--- BEGIN ---

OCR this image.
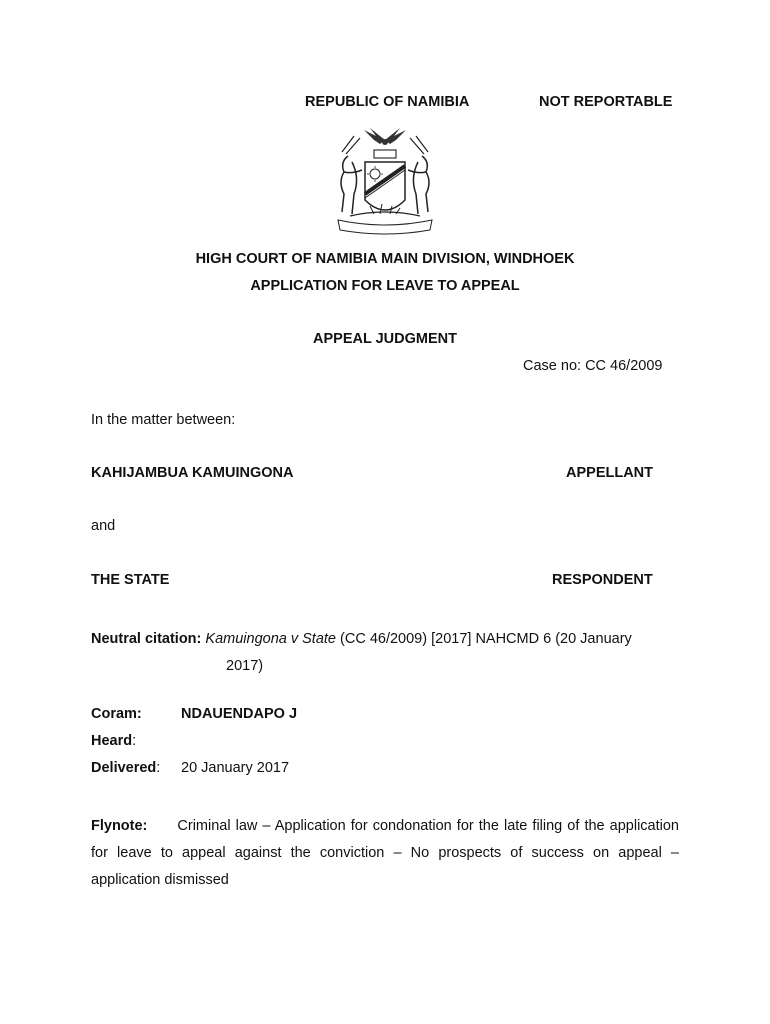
REPUBLIC OF NAMIBIA	NOT REPORTABLE
HIGH COURT OF NAMIBIA MAIN DIVISION, WINDHOEK
APPLICATION FOR LEAVE TO APPEAL
APPEAL JUDGMENT
Case no: CC 46/2009
In the matter between:
KAHIJAMBUA KAMUINGONA	APPELLANT
and
THE STATE	RESPONDENT
Neutral citation: Kamuingona v State (CC 46/2009) [2017] NAHCMD 6 (20 January
2017)
Coram:	NDAUENDAPO J
Heard:
Delivered: 20 January 2017
Flynote: Criminal law – Application for condonation for the late filing of the application for leave to appeal against the conviction – No prospects of success on appeal – application dismissed
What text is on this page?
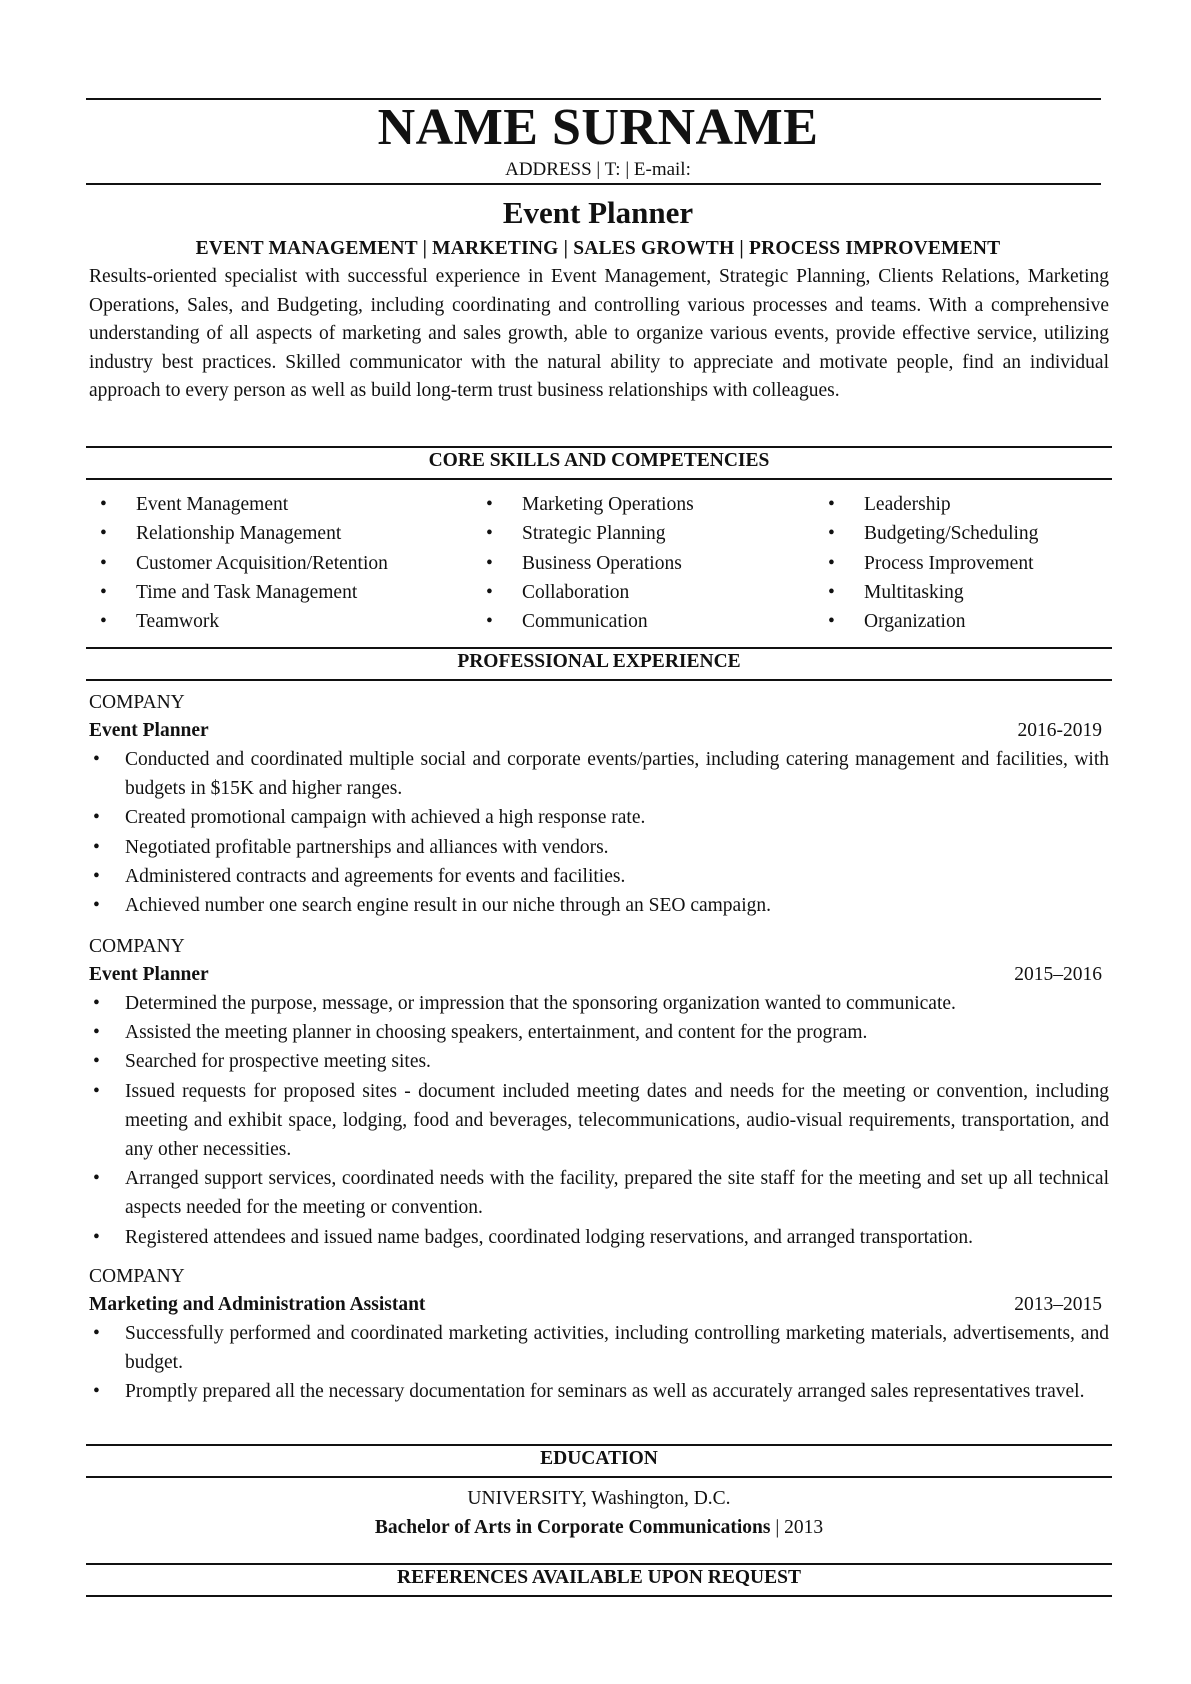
NAME SURNAME
ADDRESS | T: | E-mail:
Event Planner
EVENT MANAGEMENT | MARKETING | SALES GROWTH | PROCESS IMPROVEMENT
Results-oriented specialist with successful experience in Event Management, Strategic Planning, Clients Relations, Marketing Operations, Sales, and Budgeting, including coordinating and controlling various processes and teams. With a comprehensive understanding of all aspects of marketing and sales growth, able to organize various events, provide effective service, utilizing industry best practices. Skilled communicator with the natural ability to appreciate and motivate people, find an individual approach to every person as well as build long-term trust business relationships with colleagues.
CORE SKILLS AND COMPETENCIES
• Event Management
• Relationship Management
• Customer Acquisition/Retention
• Time and Task Management
• Teamwork
• Marketing Operations
• Strategic Planning
• Business Operations
• Collaboration
• Communication
• Leadership
• Budgeting/Scheduling
• Process Improvement
• Multitasking
• Organization
PROFESSIONAL EXPERIENCE
COMPANY
Event Planner	2016-2019
• Conducted and coordinated multiple social and corporate events/parties, including catering management and facilities, with budgets in $15K and higher ranges.
• Created promotional campaign with achieved a high response rate.
• Negotiated profitable partnerships and alliances with vendors.
• Administered contracts and agreements for events and facilities.
• Achieved number one search engine result in our niche through an SEO campaign.
COMPANY
Event Planner	2015–2016
• Determined the purpose, message, or impression that the sponsoring organization wanted to communicate.
• Assisted the meeting planner in choosing speakers, entertainment, and content for the program.
• Searched for prospective meeting sites.
• Issued requests for proposed sites - document included meeting dates and needs for the meeting or convention, including meeting and exhibit space, lodging, food and beverages, telecommunications, audio-visual requirements, transportation, and any other necessities.
• Arranged support services, coordinated needs with the facility, prepared the site staff for the meeting and set up all technical aspects needed for the meeting or convention.
• Registered attendees and issued name badges, coordinated lodging reservations, and arranged transportation.
COMPANY
Marketing and Administration Assistant	2013–2015
• Successfully performed and coordinated marketing activities, including controlling marketing materials, advertisements, and budget.
• Promptly prepared all the necessary documentation for seminars as well as accurately arranged sales representatives travel.
EDUCATION
UNIVERSITY, Washington, D.C.
Bachelor of Arts in Corporate Communications | 2013
REFERENCES AVAILABLE UPON REQUEST
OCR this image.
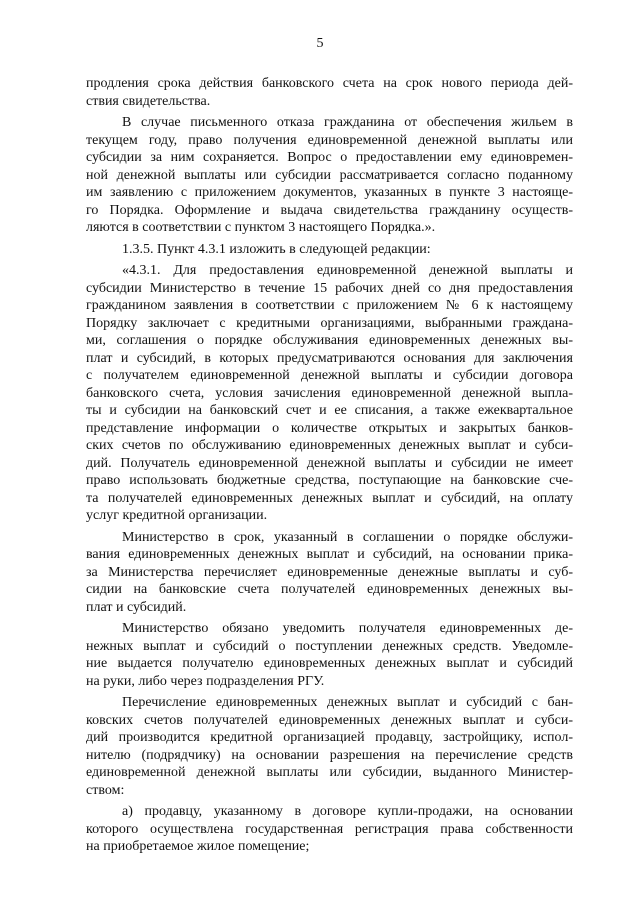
5
продления срока действия банковского счета на срок нового периода дей-
ствия свидетельства.
В случае письменного отказа гражданина от обеспечения жильем в
текущем году, право получения единовременной денежной выплаты или
субсидии за ним сохраняется. Вопрос о предоставлении ему единовремен-
ной денежной выплаты или субсидии рассматривается согласно поданному
им заявлению с приложением документов, указанных в пункте 3 настояще-
го Порядка. Оформление и выдача свидетельства гражданину осуществ-
ляются в соответствии с пунктом 3 настоящего Порядка.».
1.3.5. Пункт 4.3.1 изложить в следующей редакции:
«4.3.1. Для предоставления единовременной денежной выплаты и
субсидии Министерство в течение 15 рабочих дней со дня предоставления
гражданином заявления в соответствии с приложением № 6 к настоящему
Порядку заключает с кредитными организациями, выбранными граждана-
ми, соглашения о порядке обслуживания единовременных денежных вы-
плат и субсидий, в которых предусматриваются основания для заключения
с получателем единовременной денежной выплаты и субсидии договора
банковского счета, условия зачисления единовременной денежной выпла-
ты и субсидии на банковский счет и ее списания, а также ежеквартальное
представление информации о количестве открытых и закрытых банков-
ских счетов по обслуживанию единовременных денежных выплат и субси-
дий. Получатель единовременной денежной выплаты и субсидии не имеет
право использовать бюджетные средства, поступающие на банковские сче-
та получателей единовременных денежных выплат и субсидий, на оплату
услуг кредитной организации.
Министерство в срок, указанный в соглашении о порядке обслужи-
вания единовременных денежных выплат и субсидий, на основании прика-
за Министерства перечисляет единовременные денежные выплаты и суб-
сидии на банковские счета получателей единовременных денежных вы-
плат и субсидий.
Министерство обязано уведомить получателя единовременных де-
нежных выплат и субсидий о поступлении денежных средств. Уведомле-
ние выдается получателю единовременных денежных выплат и субсидий
на руки, либо через подразделения РГУ.
Перечисление единовременных денежных выплат и субсидий с бан-
ковских счетов получателей единовременных денежных выплат и субси-
дий производится кредитной организацией продавцу, застройщику, испол-
нителю (подрядчику) на основании разрешения на перечисление средств
единовременной денежной выплаты или субсидии, выданного Министер-
ством:
а) продавцу, указанному в договоре купли-продажи, на основании
которого осуществлена государственная регистрация права собственности
на приобретаемое жилое помещение;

--- END ---

Only lines with "meeting" are wanted here; list each of them.

• Assisted the meeting planner in choosing speakers, entertainment, and content for the program.
• Searched for prospective meeting sites.
• Issued requests for proposed sites - document included meeting dates and needs for the meeting or convention, including meeting and exhibit space, lodging, food and beverages, telecommunications, audio-visual requirements, transportation, and any other necessities.
• Arranged support services, coordinated needs with the facility, prepared the site staff for the meeting and set up all technical aspects needed for the meeting or convention.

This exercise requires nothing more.